__Text extract__.

----

- Born: 1955 (age 70–71) San Gabriel, California, U.S.
- Occupations: Novelist, screenwriter
- Writing career
- Period: 1990s–present
- Genres: Novels, television
- Website: robertgregorybrowne.com

= Robert Gregory Browne =

American novelist

Robert Gregory Browne (born 1955) is an American novelist, former screenwriter, and co-founder and creative director of Braun Haus Media, LLC.

==Early life==
Browne was born in California, but at the age of eleven, moved with his family to Honolulu, Hawaii. After discovering the work of Donald Westlake, Browne set his sights on becoming a writer and at seventeen wrote 130 pages of a comedy mystery novel that remains unfinished. Browne tried writing speculative episodes of The Rockford Files and Harry O, among others, but none of these scripts were ever purchased and Browne shifted his interest to music.

==Hollywood==
In 1990, Browne took up writing again and completed a feature-length screenplay, which was a winner in the Nicholl Fellowships in Screenwriting competition. The program is sponsored by the Academy of Motion Picture Arts & Sciences and is designed to give aspiring screenwriters a way into the film industry. Browne was one of five winners that year and received a twenty thousand dollar grant for his screenplay, Low Tide. Several weeks after winning, that screenplay sold to Showtime and was slated to be produced by the network. After two years of development, executives overseeing production left the network and the screenplay was put into turnaround.

----

__Dataset excerpts__.
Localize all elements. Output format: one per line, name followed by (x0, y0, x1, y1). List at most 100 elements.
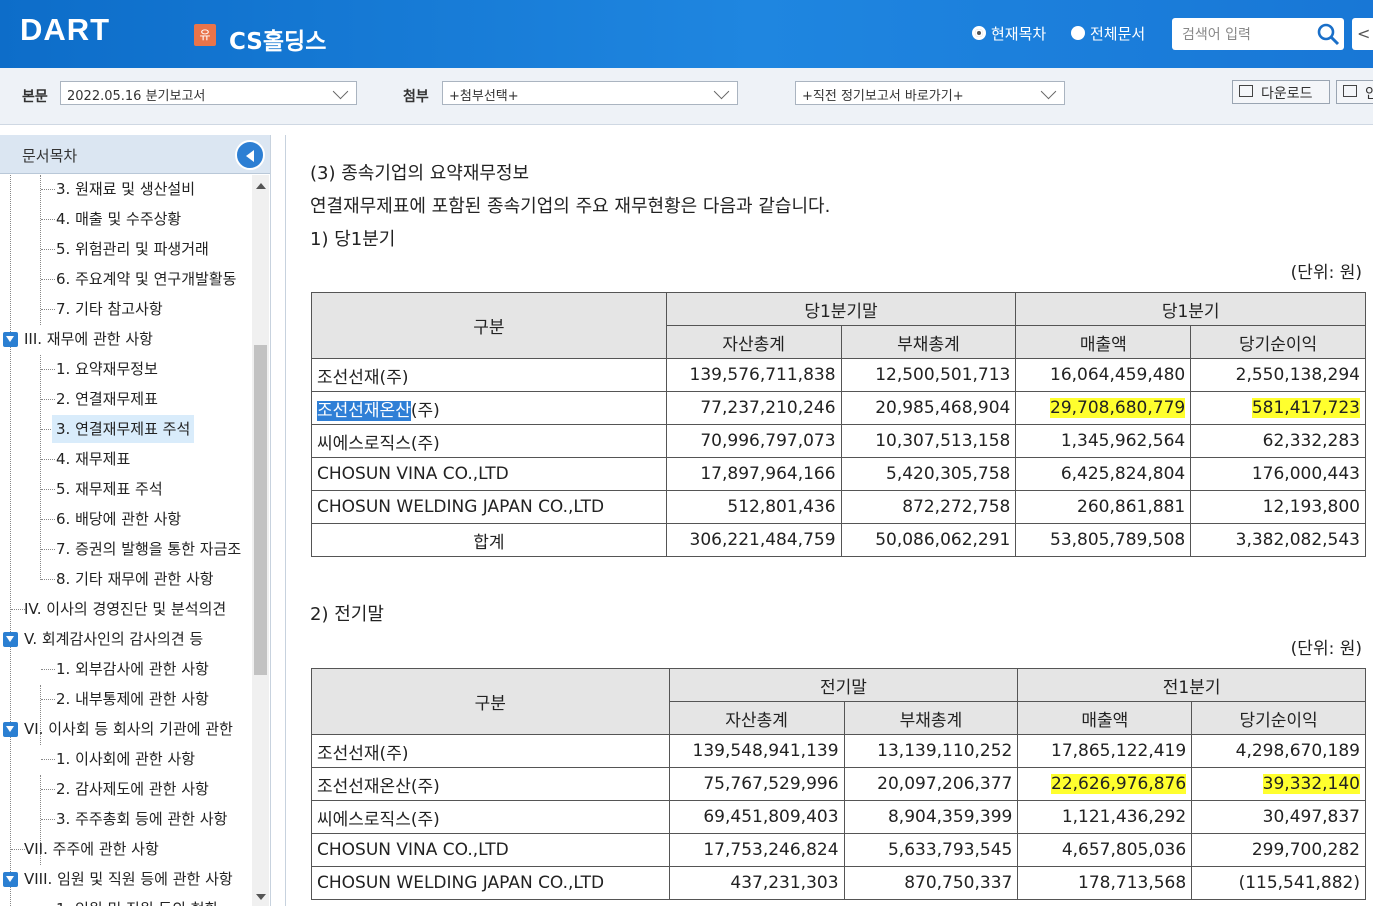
col-header: 당기순이익 (1191, 701, 1366, 735)
row-label: CHOSUN WELDING JAPAN CO.,LTD (311, 866, 670, 900)
tree-line (40, 175, 41, 325)
toc-title: 문서목차 (22, 147, 78, 165)
highlight-mark: 29,708,680,779 (1050, 398, 1186, 418)
cell: 306,221,484,759 (665, 523, 842, 557)
toc-item-selected[interactable]: 3. 연결재무제표 주석 (52, 415, 195, 443)
search-icon[interactable] (1316, 22, 1340, 46)
toc-item[interactable]: 7. 기타 참고사항 (56, 295, 163, 323)
download-button[interactable]: 다운로드 (1232, 80, 1330, 104)
document-toolbar: 본문 2022.05.16 분기보고서 첨부 +첨부선택+ +직전 정기보고서 … (0, 68, 1373, 125)
toc-item[interactable]: 2. 감사제도에 관한 사항 (56, 775, 209, 803)
cell: 3,382,082,543 (1190, 523, 1366, 557)
col-group-header: 당1분기말 (665, 292, 1017, 326)
toc-item[interactable]: 5. 재무제표 주석 (56, 475, 163, 503)
toc-section-3[interactable]: III. 재무에 관한 사항 (24, 325, 153, 353)
search-next-button[interactable]: < (1352, 18, 1373, 50)
section-intro: 연결재무제표에 포함된 종속기업의 주요 재무현황은 다음과 같습니다. (310, 196, 831, 217)
col-header: 자산총계 (668, 701, 845, 735)
expand-toggle-icon[interactable] (3, 332, 18, 347)
cell: 62,332,283 (1190, 424, 1366, 458)
expand-toggle-icon[interactable] (3, 722, 18, 737)
cell: 5,633,793,545 (843, 833, 1019, 867)
toc-item[interactable]: 3. 주주총회 등에 관한 사항 (56, 805, 227, 833)
attach-label: 첨부 (403, 89, 429, 105)
row-label: CHOSUN WELDING JAPAN CO.,LTD (311, 490, 667, 524)
cell: 77,237,210,246 (665, 391, 842, 425)
monitor-icon (1239, 85, 1253, 97)
toc-item[interactable]: 8. 기타 재무에 관한 사항 (56, 565, 214, 593)
main-doc-select[interactable]: 2022.05.16 분기보고서 (60, 81, 357, 105)
toc-item[interactable]: 6. 배당에 관한 사항 (56, 505, 181, 533)
toc-item[interactable]: 6. 주요계약 및 연구개발활동 (56, 265, 236, 293)
chevron-down-icon (332, 83, 349, 100)
col-header: 매출액 (1015, 325, 1192, 359)
toc-scrollbar[interactable] (252, 175, 269, 906)
table-row: 씨에스로직스(주) 69,451,809,403 8,904,359,399 1… (311, 800, 1366, 834)
selected-text: 조선선재온산 (317, 400, 411, 421)
toc-item[interactable]: 2. 연결재무제표 (56, 385, 158, 413)
cell: 139,548,941,139 (668, 734, 845, 768)
toc-item[interactable]: 5. 위험관리 및 파생거래 (56, 235, 209, 263)
scroll-up-icon[interactable] (256, 183, 266, 189)
attach-select[interactable]: +첨부선택+ (442, 81, 738, 105)
toc-section-5[interactable]: V. 회계감사인의 감사의견 등 (24, 625, 203, 653)
subsection-2-title: 2) 전기말 (310, 604, 384, 625)
cell: 176,000,443 (1190, 457, 1366, 491)
table-row: CHOSUN WELDING JAPAN CO.,LTD 512,801,436… (311, 490, 1366, 524)
expand-toggle-icon[interactable] (3, 632, 18, 647)
subsection-1-title: 1) 당1분기 (310, 229, 396, 250)
col-header: 부채총계 (840, 325, 1017, 359)
cell: 10,307,513,158 (840, 424, 1017, 458)
print-button[interactable]: 인 (1336, 80, 1373, 104)
toc-item[interactable]: 1. 임원 및 직원 등의 현황 (56, 895, 218, 906)
toc-item[interactable]: 1. 외부감사에 관한 사항 (56, 655, 209, 683)
col-header-category: 구분 (311, 292, 667, 359)
table-header-row: 구분 전기말 전1분기 (311, 668, 1366, 735)
unit-label-2: (단위: 원) (1290, 639, 1362, 659)
prev-report-select[interactable]: +직전 정기보고서 바로가기+ (795, 81, 1065, 105)
row-label: 씨에스로직스(주) (311, 424, 667, 458)
cell: 437,231,303 (668, 866, 845, 900)
toc-item[interactable]: 3. 원재료 및 생산설비 (56, 175, 195, 203)
cell: 870,750,337 (843, 866, 1019, 900)
unit-label-1: (단위: 원) (1290, 263, 1362, 283)
cell: 4,657,805,036 (1017, 833, 1193, 867)
current-quarter-table: 구분 당1분기말 당1분기 자산총계 부채총계 매출액 당기순이익 조선선재(주… (311, 292, 1366, 557)
table-header-row: 구분 당1분기말 당1분기 (311, 292, 1366, 359)
toc-item[interactable]: 1. 이사회에 관한 사항 (56, 745, 195, 773)
highlight-mark: 39,332,140 (1262, 774, 1360, 794)
toc-item[interactable]: 4. 재무제표 (56, 445, 130, 473)
toc-item[interactable]: 1. 요약재무정보 (56, 355, 158, 383)
row-label-suffix: (주) (410, 400, 440, 421)
prior-year-table: 구분 전기말 전1분기 자산총계 부채총계 매출액 당기순이익 조선선재(주) … (311, 668, 1366, 900)
cell: (115,541,882) (1191, 866, 1366, 900)
col-header-category: 구분 (311, 668, 670, 735)
cell: 2,550,138,294 (1190, 358, 1366, 392)
toc-item[interactable]: 2. 내부통제에 관한 사항 (56, 685, 209, 713)
toc-tree: 3. 원재료 및 생산설비 4. 매출 및 수주상황 5. 위험관리 및 파생거… (0, 175, 252, 906)
cell: 178,713,568 (1017, 866, 1193, 900)
row-label: CHOSUN VINA CO.,LTD (311, 833, 670, 867)
document-content: (3) 종속기업의 요약재무정보 연결재무제표에 포함된 종속기업의 주요 재무… (285, 135, 1373, 906)
collapse-sidebar-icon[interactable] (235, 140, 265, 170)
toc-section-6[interactable]: VI. 이사회 등 회사의 기관에 관한 (24, 715, 233, 743)
cell-highlighted: 29,708,680,779 (1015, 391, 1192, 425)
toc-section-4[interactable]: IV. 이사의 경영진단 및 분석의견 (24, 595, 226, 623)
scroll-down-icon[interactable] (256, 894, 266, 900)
radio-all-label: 전체문서 (1090, 25, 1146, 43)
radio-current-toc[interactable]: 현재목차 (972, 23, 1046, 44)
expand-toggle-icon[interactable] (3, 872, 18, 887)
radio-unselected-icon (1071, 26, 1085, 40)
toc-item[interactable]: 7. 증권의 발행을 통한 자금조 (56, 535, 241, 563)
toc-section-7[interactable]: VII. 주주에 관한 사항 (24, 835, 159, 863)
scrollbar-thumb[interactable] (254, 345, 267, 675)
dart-logo[interactable]: DART (20, 12, 110, 48)
radio-all-docs[interactable]: 전체문서 (1071, 23, 1145, 44)
table-row: CHOSUN WELDING JAPAN CO.,LTD 437,231,303… (311, 866, 1366, 900)
col-header: 당기순이익 (1190, 325, 1366, 359)
toc-section-8[interactable]: VIII. 임원 및 직원 등에 관한 사항 (24, 865, 233, 893)
table-row: CHOSUN VINA CO.,LTD 17,753,246,824 5,633… (311, 833, 1366, 867)
chevron-down-icon (713, 83, 730, 100)
highlight-mark: 22,626,976,876 (1051, 774, 1187, 794)
toc-item[interactable]: 4. 매출 및 수주상황 (56, 205, 181, 233)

----

__List of tasks__.
a - According to the Robert Gregory Browne biography, how large was the grant he received for his screenplay Low Tide?
b - From the Robert Gregory Browne biography, reproduce the passage that begins with the words "- Occupations: Novelist, screenwriter" and ends with "interest to music.".
The material has no connection to the text.

__Outputs for the tasks__.
a - Twenty thousand dollars.

b -
- Occupations: Novelist, screenwriter
- Writing career
- Period: 1990s–present
- Genres: Novels, television
- Website: robertgregorybrowne.com

= Robert Gregory Browne =

American novelist

Robert Gregory Browne (born 1955) is an American novelist, former screenwriter, and co-founder and creative director of Braun Haus Media, LLC.

==Early life==
Browne was born in California, but at the age of eleven, moved with his family to Honolulu, Hawaii. After discovering the work of Donald Westlake, Browne set his sights on becoming a writer and at seventeen wrote 130 pages of a comedy mystery novel that remains unfinished. Browne tried writing speculative episodes of The Rockford Files and Harry O, among others, but none of these scripts were ever purchased and Browne shifted his interest to music.